Records shown:
········
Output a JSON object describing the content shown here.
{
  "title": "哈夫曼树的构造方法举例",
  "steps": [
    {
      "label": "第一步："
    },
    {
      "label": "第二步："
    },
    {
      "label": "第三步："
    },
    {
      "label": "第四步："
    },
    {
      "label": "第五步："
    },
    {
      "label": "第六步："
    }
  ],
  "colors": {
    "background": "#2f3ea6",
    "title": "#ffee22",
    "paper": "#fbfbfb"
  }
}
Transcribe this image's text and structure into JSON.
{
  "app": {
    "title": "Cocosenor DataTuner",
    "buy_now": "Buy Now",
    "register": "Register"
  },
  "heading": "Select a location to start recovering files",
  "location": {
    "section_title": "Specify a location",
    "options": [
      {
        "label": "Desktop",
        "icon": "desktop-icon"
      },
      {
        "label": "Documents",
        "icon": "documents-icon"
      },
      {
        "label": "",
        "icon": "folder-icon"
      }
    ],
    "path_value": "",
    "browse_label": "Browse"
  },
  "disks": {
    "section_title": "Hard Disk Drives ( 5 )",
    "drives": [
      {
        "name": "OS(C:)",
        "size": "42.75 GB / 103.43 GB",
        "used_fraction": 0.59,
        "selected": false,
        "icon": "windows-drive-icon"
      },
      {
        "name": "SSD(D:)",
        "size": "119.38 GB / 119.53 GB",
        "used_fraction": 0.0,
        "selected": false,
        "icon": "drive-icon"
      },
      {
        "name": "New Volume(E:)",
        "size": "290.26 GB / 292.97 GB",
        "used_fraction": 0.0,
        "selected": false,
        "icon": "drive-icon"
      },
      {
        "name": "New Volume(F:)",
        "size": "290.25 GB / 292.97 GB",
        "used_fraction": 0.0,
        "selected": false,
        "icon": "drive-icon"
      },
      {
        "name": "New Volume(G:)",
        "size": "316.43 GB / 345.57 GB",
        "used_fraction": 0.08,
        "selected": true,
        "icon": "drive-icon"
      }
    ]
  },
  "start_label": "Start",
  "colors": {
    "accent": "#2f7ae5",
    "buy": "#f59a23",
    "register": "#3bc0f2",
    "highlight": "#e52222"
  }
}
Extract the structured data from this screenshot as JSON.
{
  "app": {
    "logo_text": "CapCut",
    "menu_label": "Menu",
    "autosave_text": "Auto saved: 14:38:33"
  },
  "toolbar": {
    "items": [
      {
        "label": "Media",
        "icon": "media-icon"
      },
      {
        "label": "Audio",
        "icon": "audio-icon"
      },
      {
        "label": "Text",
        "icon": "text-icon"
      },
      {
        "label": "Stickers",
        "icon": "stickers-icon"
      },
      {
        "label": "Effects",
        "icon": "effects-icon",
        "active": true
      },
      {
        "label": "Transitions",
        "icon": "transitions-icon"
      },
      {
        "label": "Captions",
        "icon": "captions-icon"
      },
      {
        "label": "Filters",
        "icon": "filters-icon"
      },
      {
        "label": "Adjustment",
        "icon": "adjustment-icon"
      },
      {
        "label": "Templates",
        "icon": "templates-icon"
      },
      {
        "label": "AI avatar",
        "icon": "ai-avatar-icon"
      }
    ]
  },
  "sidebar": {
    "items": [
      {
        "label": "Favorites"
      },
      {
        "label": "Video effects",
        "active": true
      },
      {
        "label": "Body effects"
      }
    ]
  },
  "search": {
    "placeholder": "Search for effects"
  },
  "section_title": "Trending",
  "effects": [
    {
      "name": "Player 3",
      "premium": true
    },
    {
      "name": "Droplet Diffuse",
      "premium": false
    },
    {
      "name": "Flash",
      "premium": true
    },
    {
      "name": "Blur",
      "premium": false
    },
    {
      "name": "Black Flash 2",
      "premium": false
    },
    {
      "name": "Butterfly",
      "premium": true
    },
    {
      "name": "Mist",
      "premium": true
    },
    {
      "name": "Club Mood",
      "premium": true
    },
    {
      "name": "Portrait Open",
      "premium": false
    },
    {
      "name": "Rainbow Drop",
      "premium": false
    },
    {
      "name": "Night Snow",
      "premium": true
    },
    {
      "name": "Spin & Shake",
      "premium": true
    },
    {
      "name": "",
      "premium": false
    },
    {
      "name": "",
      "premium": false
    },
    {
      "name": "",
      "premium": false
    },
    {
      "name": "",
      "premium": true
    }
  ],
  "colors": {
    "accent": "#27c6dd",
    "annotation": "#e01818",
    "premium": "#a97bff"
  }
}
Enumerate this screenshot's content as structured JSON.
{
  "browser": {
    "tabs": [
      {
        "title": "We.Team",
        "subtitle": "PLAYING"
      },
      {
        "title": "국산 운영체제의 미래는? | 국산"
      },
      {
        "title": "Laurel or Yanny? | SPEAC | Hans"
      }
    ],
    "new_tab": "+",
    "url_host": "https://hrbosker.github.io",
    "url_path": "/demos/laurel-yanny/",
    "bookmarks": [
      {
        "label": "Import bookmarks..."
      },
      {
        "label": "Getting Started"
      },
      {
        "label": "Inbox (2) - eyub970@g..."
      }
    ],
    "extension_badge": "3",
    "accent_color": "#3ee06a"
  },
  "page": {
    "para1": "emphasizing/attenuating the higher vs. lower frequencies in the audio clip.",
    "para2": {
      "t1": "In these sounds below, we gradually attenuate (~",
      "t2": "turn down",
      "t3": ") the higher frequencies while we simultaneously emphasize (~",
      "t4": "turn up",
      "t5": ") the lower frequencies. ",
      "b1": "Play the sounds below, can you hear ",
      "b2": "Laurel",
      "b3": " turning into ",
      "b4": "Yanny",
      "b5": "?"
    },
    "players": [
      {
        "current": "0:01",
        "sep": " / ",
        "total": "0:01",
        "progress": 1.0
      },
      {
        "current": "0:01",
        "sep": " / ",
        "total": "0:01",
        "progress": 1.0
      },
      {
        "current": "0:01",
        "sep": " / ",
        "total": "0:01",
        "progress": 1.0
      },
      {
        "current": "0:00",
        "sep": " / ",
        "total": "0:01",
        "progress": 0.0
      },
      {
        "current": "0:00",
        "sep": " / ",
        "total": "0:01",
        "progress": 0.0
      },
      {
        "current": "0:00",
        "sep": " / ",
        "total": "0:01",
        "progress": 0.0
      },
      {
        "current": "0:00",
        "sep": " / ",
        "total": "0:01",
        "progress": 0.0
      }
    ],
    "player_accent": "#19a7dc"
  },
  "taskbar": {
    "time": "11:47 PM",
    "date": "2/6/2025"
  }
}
········
What to produce:
Filter the entries down to the lines containing "below". Copy each of those lines.

Answer for the task:
      "t1": "In these sounds below, we gradually attenuate (~",
      "b1": "Play the sounds below, can you hear ",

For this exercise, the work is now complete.